begin GIVEN DATA

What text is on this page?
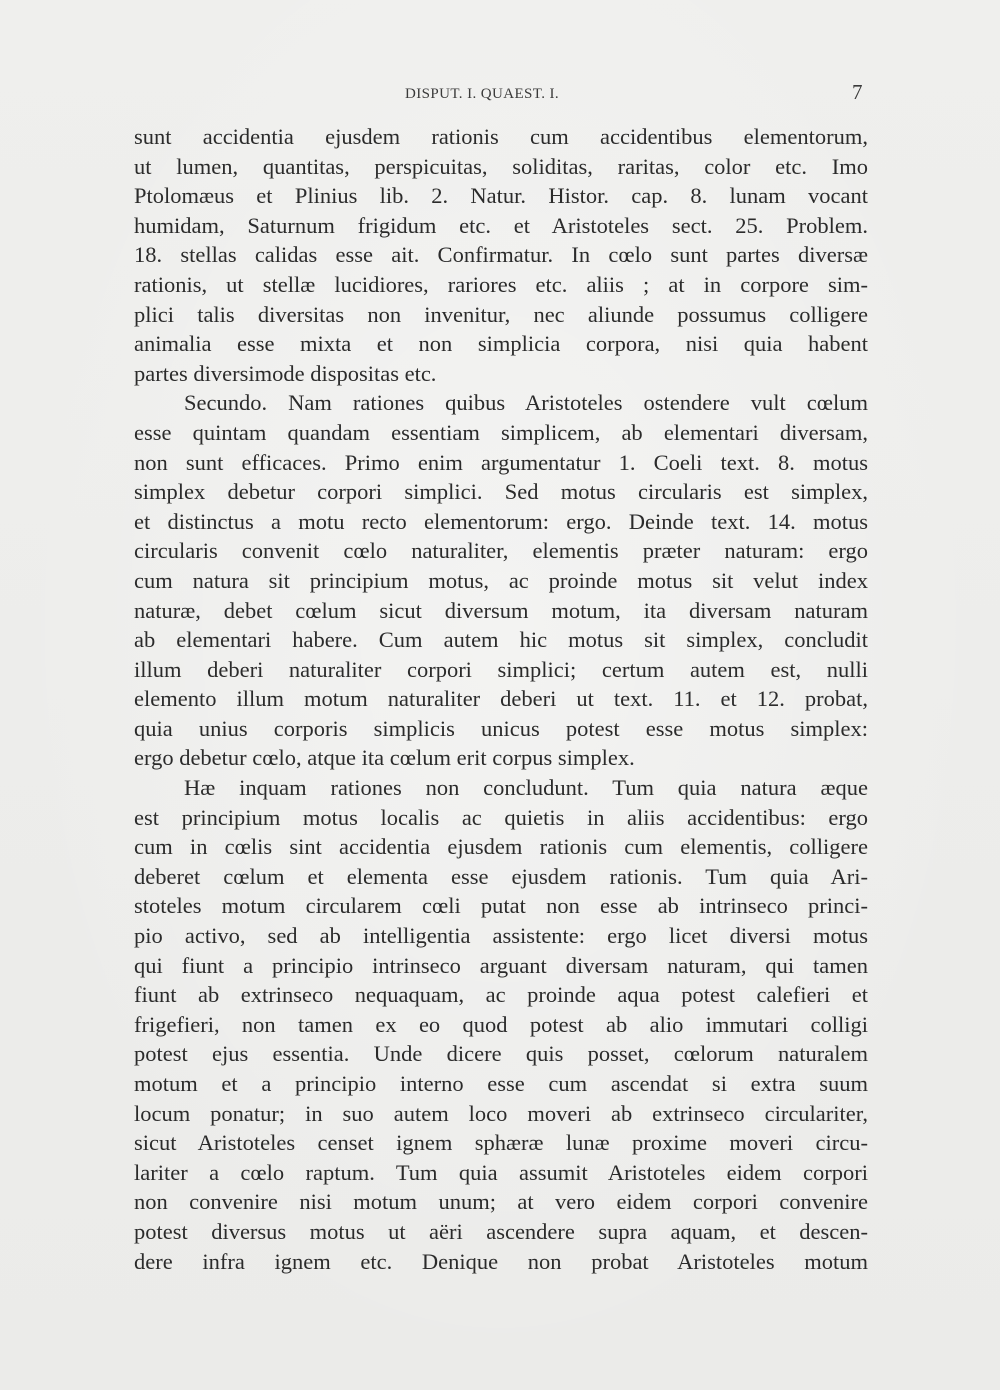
DISPUT. I. QUAEST. I.	7
sunt accidentia ejusdem rationis cum accidentibus elementorum,
ut lumen, quantitas, perspicuitas, soliditas, raritas, color etc. Imo
Ptolomæus et Plinius lib. 2. Natur. Histor. cap. 8. lunam vocant
humidam, Saturnum frigidum etc. et Aristoteles sect. 25. Problem.
18. stellas calidas esse ait. Confirmatur. In cœlo sunt partes diversæ
rationis, ut stellæ lucidiores, rariores etc. aliis ; at in corpore sim-
plici talis diversitas non invenitur, nec aliunde possumus colligere
animalia esse mixta et non simplicia corpora, nisi quia habent
partes diversimode dispositas etc.
Secundo. Nam rationes quibus Aristoteles ostendere vult cœlum
esse quintam quandam essentiam simplicem, ab elementari diversam,
non sunt efficaces. Primo enim argumentatur 1. Coeli text. 8. motus
simplex debetur corpori simplici. Sed motus circularis est simplex,
et distinctus a motu recto elementorum: ergo. Deinde text. 14. motus
circularis convenit cœlo naturaliter, elementis præter naturam: ergo
cum natura sit principium motus, ac proinde motus sit velut index
naturæ, debet cœlum sicut diversum motum, ita diversam naturam
ab elementari habere. Cum autem hic motus sit simplex, concludit
illum deberi naturaliter corpori simplici; certum autem est, nulli
elemento illum motum naturaliter deberi ut text. 11. et 12. probat,
quia unius corporis simplicis unicus potest esse motus simplex:
ergo debetur cœlo, atque ita cœlum erit corpus simplex.
Hæ inquam rationes non concludunt. Tum quia natura æque
est principium motus localis ac quietis in aliis accidentibus: ergo
cum in cœlis sint accidentia ejusdem rationis cum elementis, colligere
deberet cœlum et elementa esse ejusdem rationis. Tum quia Ari-
stoteles motum circularem cœli putat non esse ab intrinseco princi-
pio activo, sed ab intelligentia assistente: ergo licet diversi motus
qui fiunt a principio intrinseco arguant diversam naturam, qui tamen
fiunt ab extrinseco nequaquam, ac proinde aqua potest calefieri et
frigefieri, non tamen ex eo quod potest ab alio immutari colligi
potest ejus essentia. Unde dicere quis posset, cœlorum naturalem
motum et a principio interno esse cum ascendat si extra suum
locum ponatur; in suo autem loco moveri ab extrinseco circulariter,
sicut Aristoteles censet ignem sphæræ lunæ proxime moveri circu-
lariter a cœlo raptum. Tum quia assumit Aristoteles eidem corpori
non convenire nisi motum unum; at vero eidem corpori convenire
potest diversus motus ut aëri ascendere supra aquam, et descen-
dere infra ignem etc. Denique non probat Aristoteles motum
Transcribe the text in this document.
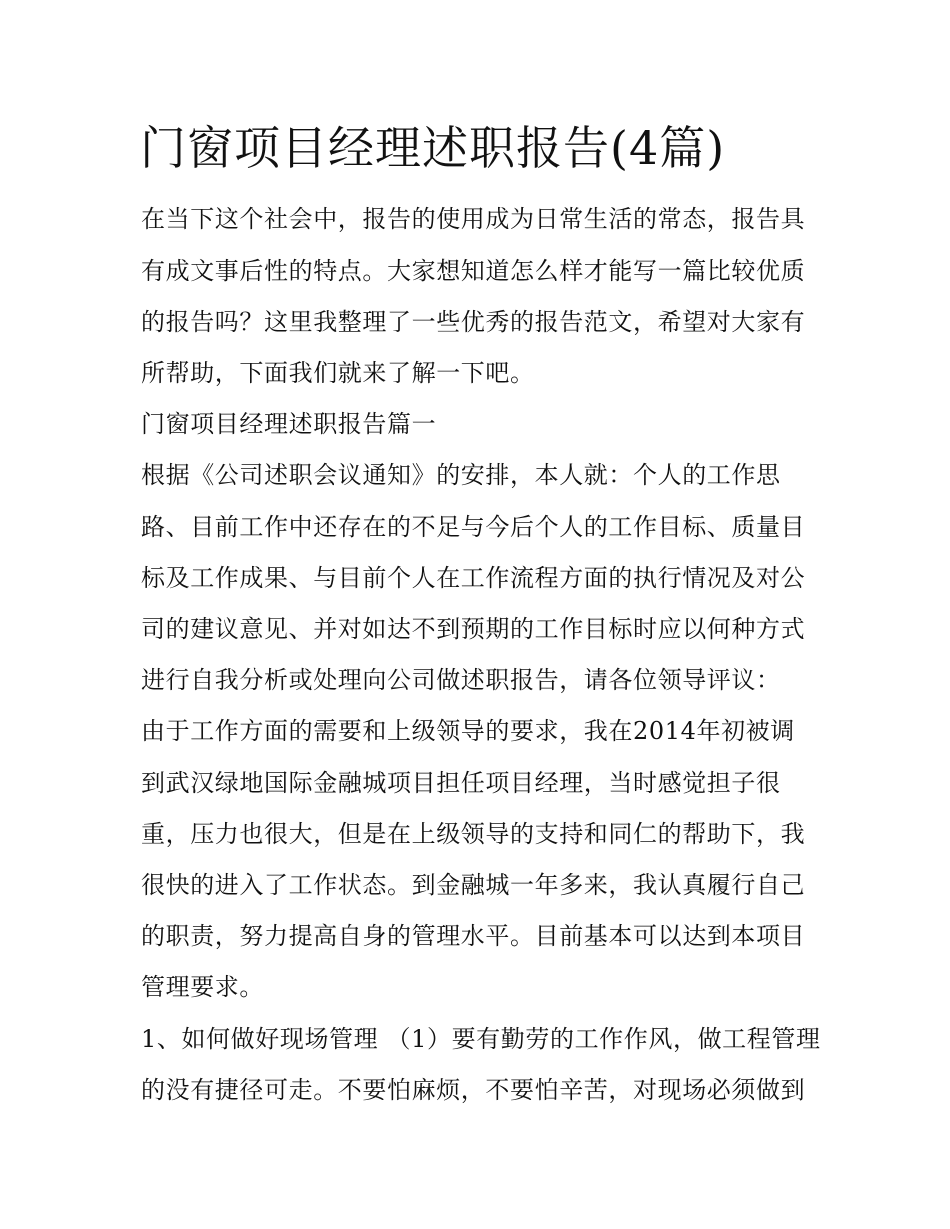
门窗项目经理述职报告(4篇)

在当下这个社会中，报告的使用成为日常生活的常态，报告具

有成文事后性的特点。大家想知道怎么样才能写一篇比较优质

的报告吗？这里我整理了一些优秀的报告范文，希望对大家有

所帮助，下面我们就来了解一下吧。

门窗项目经理述职报告篇一

根据《公司述职会议通知》的安排，本人就：个人的工作思

路、目前工作中还存在的不足与今后个人的工作目标、质量目

标及工作成果、与目前个人在工作流程方面的执行情况及对公

司的建议意见、并对如达不到预期的工作目标时应以何种方式

进行自我分析或处理向公司做述职报告，请各位领导评议：

由于工作方面的需要和上级领导的要求，我在2014年初被调

到武汉绿地国际金融城项目担任项目经理，当时感觉担子很

重，压力也很大，但是在上级领导的支持和同仁的帮助下，我

很快的进入了工作状态。到金融城一年多来，我认真履行自己

的职责，努力提高自身的管理水平。目前基本可以达到本项目

管理要求。

1、如何做好现场管理 （1）要有勤劳的工作作风，做工程管理

的没有捷径可走。不要怕麻烦，不要怕辛苦，对现场必须做到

end GIVEN DATA

- _GIVEN TASK_: Starting at the line that contains "Transcribe the text in this document.", extract each line through the last line of the material exactly as written, and include no pictures.

- _REPLY TO THE EXERCISE_:
Transcribe the text in this document.
门窗项目经理述职报告(4篇)

在当下这个社会中，报告的使用成为日常生活的常态，报告具

有成文事后性的特点。大家想知道怎么样才能写一篇比较优质

的报告吗？这里我整理了一些优秀的报告范文，希望对大家有

所帮助，下面我们就来了解一下吧。

门窗项目经理述职报告篇一

根据《公司述职会议通知》的安排，本人就：个人的工作思

路、目前工作中还存在的不足与今后个人的工作目标、质量目

标及工作成果、与目前个人在工作流程方面的执行情况及对公

司的建议意见、并对如达不到预期的工作目标时应以何种方式

进行自我分析或处理向公司做述职报告，请各位领导评议：

由于工作方面的需要和上级领导的要求，我在2014年初被调

到武汉绿地国际金融城项目担任项目经理，当时感觉担子很

重，压力也很大，但是在上级领导的支持和同仁的帮助下，我

很快的进入了工作状态。到金融城一年多来，我认真履行自己

的职责，努力提高自身的管理水平。目前基本可以达到本项目

管理要求。

1、如何做好现场管理 （1）要有勤劳的工作作风，做工程管理

的没有捷径可走。不要怕麻烦，不要怕辛苦，对现场必须做到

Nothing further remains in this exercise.